**What needs to be done**
Each line in the entries below that holds the string "Count" is to be listed.
---- Records
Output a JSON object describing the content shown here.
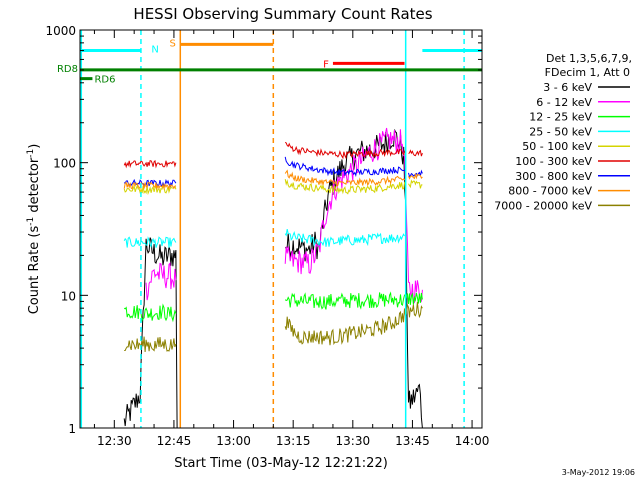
{
  "chart_data": {
    "type": "line",
    "title": "HESSI Observing Summary Count Rates",
    "xlabel": "Start Time (03-May-12 12:21:22)",
    "ylabel_main": "Count Rate (s",
    "ylabel_sup1": "-1",
    "ylabel_mid": " detector",
    "ylabel_sup2": "-1",
    "ylabel_end": ")",
    "yscale": "log",
    "ylim": [
      1,
      1000
    ],
    "x_ticks": [
      {
        "t": 30,
        "label": "12:30"
      },
      {
        "t": 45,
        "label": "12:45"
      },
      {
        "t": 60,
        "label": "13:00"
      },
      {
        "t": 75,
        "label": "13:15"
      },
      {
        "t": 90,
        "label": "13:30"
      },
      {
        "t": 105,
        "label": "13:45"
      },
      {
        "t": 120,
        "label": "14:00"
      }
    ],
    "y_ticks": [
      {
        "v": 1,
        "label": "1"
      },
      {
        "v": 10,
        "label": "10"
      },
      {
        "v": 100,
        "label": "100"
      },
      {
        "v": 1000,
        "label": "1000"
      }
    ],
    "xlim_minutes_after_1200": [
      21.37,
      122.5
    ],
    "legend": {
      "position": "right",
      "header_line1": "Det 1,3,5,6,7,9,",
      "header_line2": "FDecim 1, Att 0",
      "entries": [
        {
          "label": "3 - 6 keV",
          "color": "#000000"
        },
        {
          "label": "6 - 12 keV",
          "color": "#ff00ff"
        },
        {
          "label": "12 - 25 keV",
          "color": "#00ff00"
        },
        {
          "label": "25 - 50 keV",
          "color": "#00ffff"
        },
        {
          "label": "50 - 100 keV",
          "color": "#d4d400"
        },
        {
          "label": "100 - 300 keV",
          "color": "#e00000"
        },
        {
          "label": "300 - 800 keV",
          "color": "#0000ff"
        },
        {
          "label": "800 - 7000 keV",
          "color": "#ff8c00"
        },
        {
          "label": "7000 - 20000 keV",
          "color": "#8b8000"
        }
      ]
    },
    "flags": [
      {
        "label": "N",
        "color": "#00ffff",
        "y": 700,
        "segments": [
          [
            21.4,
            36.8
          ],
          [
            107.5,
            122.5
          ]
        ]
      },
      {
        "label": "S",
        "color": "#ff8c00",
        "y": 780,
        "segments": [
          [
            46.5,
            70
          ]
        ]
      },
      {
        "label": "F",
        "color": "#ff0000",
        "y": 560,
        "segments": [
          [
            85,
            103
          ]
        ]
      },
      {
        "label": "RD8",
        "color": "#008000",
        "y": 500,
        "segments": [
          [
            21.4,
            122.5
          ]
        ]
      },
      {
        "label": "RD6",
        "color": "#008000",
        "y": 430,
        "segments": [
          [
            21.4,
            24.5
          ]
        ]
      }
    ],
    "vertical_markers": [
      {
        "t": 21.7,
        "color": "#00ffff",
        "style": "solid"
      },
      {
        "t": 36.7,
        "color": "#00ffff",
        "style": "dashed"
      },
      {
        "t": 46.6,
        "color": "#ff8c00",
        "style": "solid"
      },
      {
        "t": 70.0,
        "color": "#ff8c00",
        "style": "dashed"
      },
      {
        "t": 103.3,
        "color": "#00ffff",
        "style": "solid"
      },
      {
        "t": 118.0,
        "color": "#00ffff",
        "style": "dashed"
      }
    ],
    "series": [
      {
        "name": "3 - 6 keV",
        "color": "#000000",
        "segments": [
          {
            "t": [
              32.5,
              34.5,
              36.5,
              38,
              40,
              42,
              44,
              45.5,
              45.8
            ],
            "v": [
              1.1,
              1.4,
              1.8,
              24,
              21,
              19,
              20,
              20,
              1.0
            ]
          },
          {
            "t": [
              73,
              75,
              77,
              79,
              80.5,
              81.5,
              82.5,
              84,
              86,
              88,
              90,
              92,
              94,
              96,
              98,
              100,
              101.5,
              102.8,
              103.3,
              104,
              106,
              107,
              107.5
            ],
            "v": [
              24,
              24,
              23,
              22,
              25,
              22,
              35,
              60,
              80,
              100,
              110,
              120,
              125,
              130,
              140,
              160,
              150,
              110,
              40,
              1.5,
              1.8,
              2.0,
              1.0
            ]
          }
        ]
      },
      {
        "name": "6 - 12 keV",
        "color": "#ff00ff",
        "segments": [
          {
            "t": [
              38,
              40,
              42,
              44,
              45.5
            ],
            "v": [
              11,
              15,
              14,
              14,
              13
            ]
          },
          {
            "t": [
              73,
              75,
              77,
              79,
              80.5,
              81.5,
              83,
              85,
              87,
              89,
              91,
              93,
              95,
              97,
              99,
              101,
              102.7,
              103.3,
              104,
              106,
              107.5
            ],
            "v": [
              19,
              18,
              18,
              17,
              20,
              22,
              40,
              60,
              75,
              85,
              95,
              110,
              125,
              135,
              150,
              145,
              140,
              60,
              11,
              11,
              11
            ]
          }
        ]
      },
      {
        "name": "12 - 25 keV",
        "color": "#00ff00",
        "segments": [
          {
            "t": [
              32.5,
              34,
              36,
              38,
              40,
              42,
              44,
              45.5
            ],
            "v": [
              7.8,
              7.6,
              7.5,
              7.3,
              7.4,
              7.5,
              7.2,
              7.3
            ]
          },
          {
            "t": [
              73,
              76,
              80,
              84,
              88,
              92,
              96,
              100,
              103,
              104,
              107.5
            ],
            "v": [
              9.3,
              9.1,
              8.9,
              9.0,
              9.1,
              9.2,
              9.2,
              9.3,
              9.2,
              9.5,
              9.3
            ]
          }
        ]
      },
      {
        "name": "25 - 50 keV",
        "color": "#00ffff",
        "segments": [
          {
            "t": [
              32.5,
              36,
              40,
              44,
              45.5
            ],
            "v": [
              25,
              25,
              25,
              25,
              25
            ]
          },
          {
            "t": [
              73,
              74,
              76,
              80,
              84,
              88,
              92,
              96,
              100,
              103
            ],
            "v": [
              30,
              28,
              27,
              26,
              25,
              26,
              26,
              27,
              27,
              28
            ]
          }
        ]
      },
      {
        "name": "50 - 100 keV",
        "color": "#d4d400",
        "segments": [
          {
            "t": [
              32.5,
              36,
              40,
              44,
              45.5
            ],
            "v": [
              63,
              63,
              63,
              63,
              63
            ]
          },
          {
            "t": [
              73,
              74,
              76,
              80,
              84,
              88,
              92,
              96,
              100,
              103.3
            ],
            "v": [
              75,
              70,
              67,
              65,
              63,
              62,
              63,
              64,
              67,
              68
            ]
          },
          {
            "t": [
              104,
              106,
              107.5
            ],
            "v": [
              68,
              68,
              68
            ]
          }
        ]
      },
      {
        "name": "100 - 300 keV",
        "color": "#e00000",
        "segments": [
          {
            "t": [
              32.5,
              36,
              40,
              44,
              45.5
            ],
            "v": [
              98,
              98,
              98,
              98,
              100
            ]
          },
          {
            "t": [
              73,
              74,
              76,
              80,
              84,
              88,
              92,
              96,
              100,
              103.3
            ],
            "v": [
              140,
              132,
              125,
              120,
              117,
              115,
              117,
              118,
              120,
              118
            ]
          },
          {
            "t": [
              104,
              106,
              107.5
            ],
            "v": [
              118,
              118,
              118
            ]
          }
        ]
      },
      {
        "name": "300 - 800 keV",
        "color": "#0000ff",
        "segments": [
          {
            "t": [
              32.5,
              36,
              40,
              44,
              45.5
            ],
            "v": [
              70,
              70,
              70,
              70,
              70
            ]
          },
          {
            "t": [
              73,
              74,
              76,
              80,
              84,
              88,
              92,
              96,
              100,
              103.3
            ],
            "v": [
              110,
              100,
              95,
              90,
              86,
              84,
              85,
              86,
              88,
              88
            ]
          },
          {
            "t": [
              104,
              106,
              107.5
            ],
            "v": [
              83,
              83,
              83
            ]
          }
        ]
      },
      {
        "name": "800 - 7000 keV",
        "color": "#ff8c00",
        "segments": [
          {
            "t": [
              32.5,
              36,
              40,
              44,
              45.5
            ],
            "v": [
              67,
              67,
              67,
              67,
              67
            ]
          },
          {
            "t": [
              73,
              74,
              76,
              80,
              84,
              88,
              92,
              96,
              100,
              103.3
            ],
            "v": [
              85,
              80,
              76,
              73,
              71,
              70,
              71,
              72,
              74,
              75
            ]
          },
          {
            "t": [
              104,
              106,
              107.5
            ],
            "v": [
              78,
              78,
              78
            ]
          }
        ]
      },
      {
        "name": "7000 - 20000 keV",
        "color": "#8b8000",
        "segments": [
          {
            "t": [
              32.5,
              34,
              36,
              38,
              40,
              42,
              44,
              45.5
            ],
            "v": [
              4.4,
              4.3,
              4.2,
              4.3,
              4.2,
              4.3,
              4.2,
              4.3
            ]
          },
          {
            "t": [
              73,
              74,
              76,
              78,
              80,
              84,
              88,
              92,
              96,
              100,
              103,
              104,
              105.5,
              107.5
            ],
            "v": [
              6.5,
              5.8,
              5.0,
              4.8,
              4.9,
              4.8,
              5.0,
              5.3,
              5.6,
              6.2,
              7.2,
              7.5,
              7.8,
              8.0
            ]
          }
        ]
      }
    ]
  },
  "footer": {
    "timestamp": "3-May-2012 19:06"
  }
}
--------
**Output**
    "title": "HESSI Observing Summary Count Rates",
    "ylabel_main": "Count Rate (s",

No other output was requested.